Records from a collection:
★ ★ ★ ★ ★ ★ ★

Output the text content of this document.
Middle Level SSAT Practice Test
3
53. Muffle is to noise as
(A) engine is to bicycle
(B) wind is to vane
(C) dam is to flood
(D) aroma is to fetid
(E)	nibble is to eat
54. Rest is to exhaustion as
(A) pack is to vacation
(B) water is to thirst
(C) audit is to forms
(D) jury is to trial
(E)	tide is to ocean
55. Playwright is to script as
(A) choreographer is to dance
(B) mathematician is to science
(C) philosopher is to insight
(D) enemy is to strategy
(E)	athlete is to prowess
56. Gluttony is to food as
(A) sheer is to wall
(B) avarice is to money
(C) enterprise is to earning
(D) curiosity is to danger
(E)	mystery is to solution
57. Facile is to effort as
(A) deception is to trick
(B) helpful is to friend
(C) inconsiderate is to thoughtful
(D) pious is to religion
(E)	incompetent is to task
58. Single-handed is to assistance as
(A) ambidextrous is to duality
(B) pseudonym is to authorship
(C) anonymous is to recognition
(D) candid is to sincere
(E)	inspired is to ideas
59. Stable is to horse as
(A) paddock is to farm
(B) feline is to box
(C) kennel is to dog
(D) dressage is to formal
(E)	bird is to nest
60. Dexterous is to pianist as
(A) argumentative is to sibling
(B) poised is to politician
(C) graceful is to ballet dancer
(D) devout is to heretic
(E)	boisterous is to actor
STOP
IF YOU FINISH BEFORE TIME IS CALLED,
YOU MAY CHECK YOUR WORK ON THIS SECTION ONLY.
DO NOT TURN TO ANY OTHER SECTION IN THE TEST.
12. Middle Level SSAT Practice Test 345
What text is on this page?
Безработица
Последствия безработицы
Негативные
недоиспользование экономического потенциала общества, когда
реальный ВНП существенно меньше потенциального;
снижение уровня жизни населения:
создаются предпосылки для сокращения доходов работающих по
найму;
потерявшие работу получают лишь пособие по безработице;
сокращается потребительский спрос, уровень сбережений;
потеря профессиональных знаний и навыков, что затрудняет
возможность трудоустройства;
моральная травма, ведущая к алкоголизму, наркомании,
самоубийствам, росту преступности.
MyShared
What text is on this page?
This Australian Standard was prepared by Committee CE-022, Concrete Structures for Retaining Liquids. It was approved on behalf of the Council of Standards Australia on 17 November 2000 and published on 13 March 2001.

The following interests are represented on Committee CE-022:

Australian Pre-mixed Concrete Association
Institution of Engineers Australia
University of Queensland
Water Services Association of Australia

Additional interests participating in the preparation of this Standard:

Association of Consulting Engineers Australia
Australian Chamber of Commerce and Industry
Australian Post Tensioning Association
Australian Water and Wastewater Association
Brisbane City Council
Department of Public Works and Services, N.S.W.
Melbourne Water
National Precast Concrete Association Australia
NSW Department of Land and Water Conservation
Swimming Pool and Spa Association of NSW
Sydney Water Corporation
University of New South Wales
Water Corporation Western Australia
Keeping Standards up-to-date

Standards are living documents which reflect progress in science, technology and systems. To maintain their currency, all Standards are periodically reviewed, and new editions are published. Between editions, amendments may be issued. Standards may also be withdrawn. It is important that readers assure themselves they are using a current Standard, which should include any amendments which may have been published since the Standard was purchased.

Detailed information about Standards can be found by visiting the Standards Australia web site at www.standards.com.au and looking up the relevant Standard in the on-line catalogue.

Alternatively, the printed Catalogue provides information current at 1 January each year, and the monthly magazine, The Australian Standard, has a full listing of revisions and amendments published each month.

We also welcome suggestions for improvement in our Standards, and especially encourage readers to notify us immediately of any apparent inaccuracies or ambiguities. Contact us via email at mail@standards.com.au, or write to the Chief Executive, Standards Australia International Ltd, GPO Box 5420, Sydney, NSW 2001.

★ ★ ★ ★ ★ ★ ★

Exercise goal: Write out the data again, exactly and in full.

Answer below:
Output the text content of this document.
Middle Level SSAT Practice Test
3
53. Muffle is to noise as
(A) engine is to bicycle
(B) wind is to vane
(C) dam is to flood
(D) aroma is to fetid
(E)	nibble is to eat
54. Rest is to exhaustion as
(A) pack is to vacation
(B) water is to thirst
(C) audit is to forms
(D) jury is to trial
(E)	tide is to ocean
55. Playwright is to script as
(A) choreographer is to dance
(B) mathematician is to science
(C) philosopher is to insight
(D) enemy is to strategy
(E)	athlete is to prowess
56. Gluttony is to food as
(A) sheer is to wall
(B) avarice is to money
(C) enterprise is to earning
(D) curiosity is to danger
(E)	mystery is to solution
57. Facile is to effort as
(A) deception is to trick
(B) helpful is to friend
(C) inconsiderate is to thoughtful
(D) pious is to religion
(E)	incompetent is to task
58. Single-handed is to assistance as
(A) ambidextrous is to duality
(B) pseudonym is to authorship
(C) anonymous is to recognition
(D) candid is to sincere
(E)	inspired is to ideas
59. Stable is to horse as
(A) paddock is to farm
(B) feline is to box
(C) kennel is to dog
(D) dressage is to formal
(E)	bird is to nest
60. Dexterous is to pianist as
(A) argumentative is to sibling
(B) poised is to politician
(C) graceful is to ballet dancer
(D) devout is to heretic
(E)	boisterous is to actor
STOP
IF YOU FINISH BEFORE TIME IS CALLED,
YOU MAY CHECK YOUR WORK ON THIS SECTION ONLY.
DO NOT TURN TO ANY OTHER SECTION IN THE TEST.
12. Middle Level SSAT Practice Test 345
What text is on this page?
Безработица
Последствия безработицы
Негативные
недоиспользование экономического потенциала общества, когда
реальный ВНП существенно меньше потенциального;
снижение уровня жизни населения:
создаются предпосылки для сокращения доходов работающих по
найму;
потерявшие работу получают лишь пособие по безработице;
сокращается потребительский спрос, уровень сбережений;
потеря профессиональных знаний и навыков, что затрудняет
возможность трудоустройства;
моральная травма, ведущая к алкоголизму, наркомании,
самоубийствам, росту преступности.
MyShared
What text is on this page?
This Australian Standard was prepared by Committee CE-022, Concrete Structures for Retaining Liquids. It was approved on behalf of the Council of Standards Australia on 17 November 2000 and published on 13 March 2001.

The following interests are represented on Committee CE-022:

Australian Pre-mixed Concrete Association
Institution of Engineers Australia
University of Queensland
Water Services Association of Australia

Additional interests participating in the preparation of this Standard:

Association of Consulting Engineers Australia
Australian Chamber of Commerce and Industry
Australian Post Tensioning Association
Australian Water and Wastewater Association
Brisbane City Council
Department of Public Works and Services, N.S.W.
Melbourne Water
National Precast Concrete Association Australia
NSW Department of Land and Water Conservation
Swimming Pool and Spa Association of NSW
Sydney Water Corporation
University of New South Wales
Water Corporation Western Australia
Keeping Standards up-to-date

Standards are living documents which reflect progress in science, technology and systems. To maintain their currency, all Standards are periodically reviewed, and new editions are published. Between editions, amendments may be issued. Standards may also be withdrawn. It is important that readers assure themselves they are using a current Standard, which should include any amendments which may have been published since the Standard was purchased.

Detailed information about Standards can be found by visiting the Standards Australia web site at www.standards.com.au and looking up the relevant Standard in the on-line catalogue.

Alternatively, the printed Catalogue provides information current at 1 January each year, and the monthly magazine, The Australian Standard, has a full listing of revisions and amendments published each month.

We also welcome suggestions for improvement in our Standards, and especially encourage readers to notify us immediately of any apparent inaccuracies or ambiguities. Contact us via email at mail@standards.com.au, or write to the Chief Executive, Standards Australia International Ltd, GPO Box 5420, Sydney, NSW 2001.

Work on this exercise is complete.